(Items from a data source)
* * * *

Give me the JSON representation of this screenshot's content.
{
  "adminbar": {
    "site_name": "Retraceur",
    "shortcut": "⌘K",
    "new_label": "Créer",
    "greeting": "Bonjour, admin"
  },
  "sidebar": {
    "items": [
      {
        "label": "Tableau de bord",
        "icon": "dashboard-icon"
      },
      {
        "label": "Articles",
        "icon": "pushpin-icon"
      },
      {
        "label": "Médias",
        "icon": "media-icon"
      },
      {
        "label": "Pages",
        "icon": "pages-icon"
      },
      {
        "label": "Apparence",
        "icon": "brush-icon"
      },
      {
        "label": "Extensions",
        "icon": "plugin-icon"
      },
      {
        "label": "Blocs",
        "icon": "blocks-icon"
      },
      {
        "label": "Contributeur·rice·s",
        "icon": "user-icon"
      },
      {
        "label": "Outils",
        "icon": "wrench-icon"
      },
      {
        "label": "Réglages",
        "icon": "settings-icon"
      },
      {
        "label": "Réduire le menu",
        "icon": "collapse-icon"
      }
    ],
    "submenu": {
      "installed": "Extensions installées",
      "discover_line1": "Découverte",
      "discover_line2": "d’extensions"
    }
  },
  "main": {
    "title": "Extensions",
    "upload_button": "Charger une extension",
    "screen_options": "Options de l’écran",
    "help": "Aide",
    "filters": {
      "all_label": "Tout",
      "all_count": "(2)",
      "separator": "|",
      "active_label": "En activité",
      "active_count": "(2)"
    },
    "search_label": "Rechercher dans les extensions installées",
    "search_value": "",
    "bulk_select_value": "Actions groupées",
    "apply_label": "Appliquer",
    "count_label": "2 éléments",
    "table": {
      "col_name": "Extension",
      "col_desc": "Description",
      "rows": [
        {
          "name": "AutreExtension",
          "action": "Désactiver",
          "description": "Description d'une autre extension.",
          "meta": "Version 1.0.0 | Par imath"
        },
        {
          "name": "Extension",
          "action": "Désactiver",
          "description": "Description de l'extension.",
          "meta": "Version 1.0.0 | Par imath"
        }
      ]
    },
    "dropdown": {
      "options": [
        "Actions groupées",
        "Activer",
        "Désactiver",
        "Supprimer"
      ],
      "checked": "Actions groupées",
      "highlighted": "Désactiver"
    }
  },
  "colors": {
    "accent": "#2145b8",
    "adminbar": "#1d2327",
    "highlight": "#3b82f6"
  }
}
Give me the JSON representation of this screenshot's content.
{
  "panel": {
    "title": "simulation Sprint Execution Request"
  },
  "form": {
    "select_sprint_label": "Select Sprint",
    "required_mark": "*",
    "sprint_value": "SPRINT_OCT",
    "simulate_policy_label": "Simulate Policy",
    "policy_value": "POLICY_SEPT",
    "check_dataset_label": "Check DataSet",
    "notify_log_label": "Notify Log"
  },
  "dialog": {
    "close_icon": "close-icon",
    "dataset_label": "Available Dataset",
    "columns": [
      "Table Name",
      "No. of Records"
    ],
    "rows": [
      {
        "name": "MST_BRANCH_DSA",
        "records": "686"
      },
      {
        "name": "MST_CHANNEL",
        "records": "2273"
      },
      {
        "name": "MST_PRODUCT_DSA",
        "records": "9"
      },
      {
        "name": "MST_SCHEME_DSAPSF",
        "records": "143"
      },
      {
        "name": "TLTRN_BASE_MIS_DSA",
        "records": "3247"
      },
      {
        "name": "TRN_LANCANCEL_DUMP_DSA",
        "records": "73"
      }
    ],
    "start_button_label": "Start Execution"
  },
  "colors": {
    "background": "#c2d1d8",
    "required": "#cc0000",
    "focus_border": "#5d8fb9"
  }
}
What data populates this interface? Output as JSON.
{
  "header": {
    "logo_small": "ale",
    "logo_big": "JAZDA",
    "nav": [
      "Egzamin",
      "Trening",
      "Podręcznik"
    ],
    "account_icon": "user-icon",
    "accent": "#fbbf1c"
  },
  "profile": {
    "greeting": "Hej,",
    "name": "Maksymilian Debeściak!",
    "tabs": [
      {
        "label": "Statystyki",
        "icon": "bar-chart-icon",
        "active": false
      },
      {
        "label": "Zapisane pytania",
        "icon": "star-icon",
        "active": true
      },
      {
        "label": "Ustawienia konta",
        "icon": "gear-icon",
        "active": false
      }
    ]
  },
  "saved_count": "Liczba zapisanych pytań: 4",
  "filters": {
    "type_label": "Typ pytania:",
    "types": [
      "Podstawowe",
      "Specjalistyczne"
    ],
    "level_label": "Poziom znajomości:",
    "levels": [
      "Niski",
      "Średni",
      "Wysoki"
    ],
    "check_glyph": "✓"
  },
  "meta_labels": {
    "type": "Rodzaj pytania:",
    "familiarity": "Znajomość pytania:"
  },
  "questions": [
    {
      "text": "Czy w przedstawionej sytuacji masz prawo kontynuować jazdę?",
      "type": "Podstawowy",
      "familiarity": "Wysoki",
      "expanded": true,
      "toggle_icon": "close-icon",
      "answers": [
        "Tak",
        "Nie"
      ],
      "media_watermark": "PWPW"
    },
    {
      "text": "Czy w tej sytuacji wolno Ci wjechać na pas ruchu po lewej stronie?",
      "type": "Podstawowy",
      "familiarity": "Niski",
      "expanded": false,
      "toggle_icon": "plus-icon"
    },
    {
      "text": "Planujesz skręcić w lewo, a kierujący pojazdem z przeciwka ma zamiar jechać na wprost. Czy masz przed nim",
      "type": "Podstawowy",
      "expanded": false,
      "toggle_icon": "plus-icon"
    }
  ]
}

* * * *

• Goal: Repeat every record, keeping each word and mark exactly as it is.

• The output:
Give me the JSON representation of this screenshot's content.
{
  "adminbar": {
    "site_name": "Retraceur",
    "shortcut": "⌘K",
    "new_label": "Créer",
    "greeting": "Bonjour, admin"
  },
  "sidebar": {
    "items": [
      {
        "label": "Tableau de bord",
        "icon": "dashboard-icon"
      },
      {
        "label": "Articles",
        "icon": "pushpin-icon"
      },
      {
        "label": "Médias",
        "icon": "media-icon"
      },
      {
        "label": "Pages",
        "icon": "pages-icon"
      },
      {
        "label": "Apparence",
        "icon": "brush-icon"
      },
      {
        "label": "Extensions",
        "icon": "plugin-icon"
      },
      {
        "label": "Blocs",
        "icon": "blocks-icon"
      },
      {
        "label": "Contributeur·rice·s",
        "icon": "user-icon"
      },
      {
        "label": "Outils",
        "icon": "wrench-icon"
      },
      {
        "label": "Réglages",
        "icon": "settings-icon"
      },
      {
        "label": "Réduire le menu",
        "icon": "collapse-icon"
      }
    ],
    "submenu": {
      "installed": "Extensions installées",
      "discover_line1": "Découverte",
      "discover_line2": "d’extensions"
    }
  },
  "main": {
    "title": "Extensions",
    "upload_button": "Charger une extension",
    "screen_options": "Options de l’écran",
    "help": "Aide",
    "filters": {
      "all_label": "Tout",
      "all_count": "(2)",
      "separator": "|",
      "active_label": "En activité",
      "active_count": "(2)"
    },
    "search_label": "Rechercher dans les extensions installées",
    "search_value": "",
    "bulk_select_value": "Actions groupées",
    "apply_label": "Appliquer",
    "count_label": "2 éléments",
    "table": {
      "col_name": "Extension",
      "col_desc": "Description",
      "rows": [
        {
          "name": "AutreExtension",
          "action": "Désactiver",
          "description": "Description d'une autre extension.",
          "meta": "Version 1.0.0 | Par imath"
        },
        {
          "name": "Extension",
          "action": "Désactiver",
          "description": "Description de l'extension.",
          "meta": "Version 1.0.0 | Par imath"
        }
      ]
    },
    "dropdown": {
      "options": [
        "Actions groupées",
        "Activer",
        "Désactiver",
        "Supprimer"
      ],
      "checked": "Actions groupées",
      "highlighted": "Désactiver"
    }
  },
  "colors": {
    "accent": "#2145b8",
    "adminbar": "#1d2327",
    "highlight": "#3b82f6"
  }
}
Give me the JSON representation of this screenshot's content.
{
  "panel": {
    "title": "simulation Sprint Execution Request"
  },
  "form": {
    "select_sprint_label": "Select Sprint",
    "required_mark": "*",
    "sprint_value": "SPRINT_OCT",
    "simulate_policy_label": "Simulate Policy",
    "policy_value": "POLICY_SEPT",
    "check_dataset_label": "Check DataSet",
    "notify_log_label": "Notify Log"
  },
  "dialog": {
    "close_icon": "close-icon",
    "dataset_label": "Available Dataset",
    "columns": [
      "Table Name",
      "No. of Records"
    ],
    "rows": [
      {
        "name": "MST_BRANCH_DSA",
        "records": "686"
      },
      {
        "name": "MST_CHANNEL",
        "records": "2273"
      },
      {
        "name": "MST_PRODUCT_DSA",
        "records": "9"
      },
      {
        "name": "MST_SCHEME_DSAPSF",
        "records": "143"
      },
      {
        "name": "TLTRN_BASE_MIS_DSA",
        "records": "3247"
      },
      {
        "name": "TRN_LANCANCEL_DUMP_DSA",
        "records": "73"
      }
    ],
    "start_button_label": "Start Execution"
  },
  "colors": {
    "background": "#c2d1d8",
    "required": "#cc0000",
    "focus_border": "#5d8fb9"
  }
}
What data populates this interface? Output as JSON.
{
  "header": {
    "logo_small": "ale",
    "logo_big": "JAZDA",
    "nav": [
      "Egzamin",
      "Trening",
      "Podręcznik"
    ],
    "account_icon": "user-icon",
    "accent": "#fbbf1c"
  },
  "profile": {
    "greeting": "Hej,",
    "name": "Maksymilian Debeściak!",
    "tabs": [
      {
        "label": "Statystyki",
        "icon": "bar-chart-icon",
        "active": false
      },
      {
        "label": "Zapisane pytania",
        "icon": "star-icon",
        "active": true
      },
      {
        "label": "Ustawienia konta",
        "icon": "gear-icon",
        "active": false
      }
    ]
  },
  "saved_count": "Liczba zapisanych pytań: 4",
  "filters": {
    "type_label": "Typ pytania:",
    "types": [
      "Podstawowe",
      "Specjalistyczne"
    ],
    "level_label": "Poziom znajomości:",
    "levels": [
      "Niski",
      "Średni",
      "Wysoki"
    ],
    "check_glyph": "✓"
  },
  "meta_labels": {
    "type": "Rodzaj pytania:",
    "familiarity": "Znajomość pytania:"
  },
  "questions": [
    {
      "text": "Czy w przedstawionej sytuacji masz prawo kontynuować jazdę?",
      "type": "Podstawowy",
      "familiarity": "Wysoki",
      "expanded": true,
      "toggle_icon": "close-icon",
      "answers": [
        "Tak",
        "Nie"
      ],
      "media_watermark": "PWPW"
    },
    {
      "text": "Czy w tej sytuacji wolno Ci wjechać na pas ruchu po lewej stronie?",
      "type": "Podstawowy",
      "familiarity": "Niski",
      "expanded": false,
      "toggle_icon": "plus-icon"
    },
    {
      "text": "Planujesz skręcić w lewo, a kierujący pojazdem z przeciwka ma zamiar jechać na wprost. Czy masz przed nim",
      "type": "Podstawowy",
      "expanded": false,
      "toggle_icon": "plus-icon"
    }
  ]
}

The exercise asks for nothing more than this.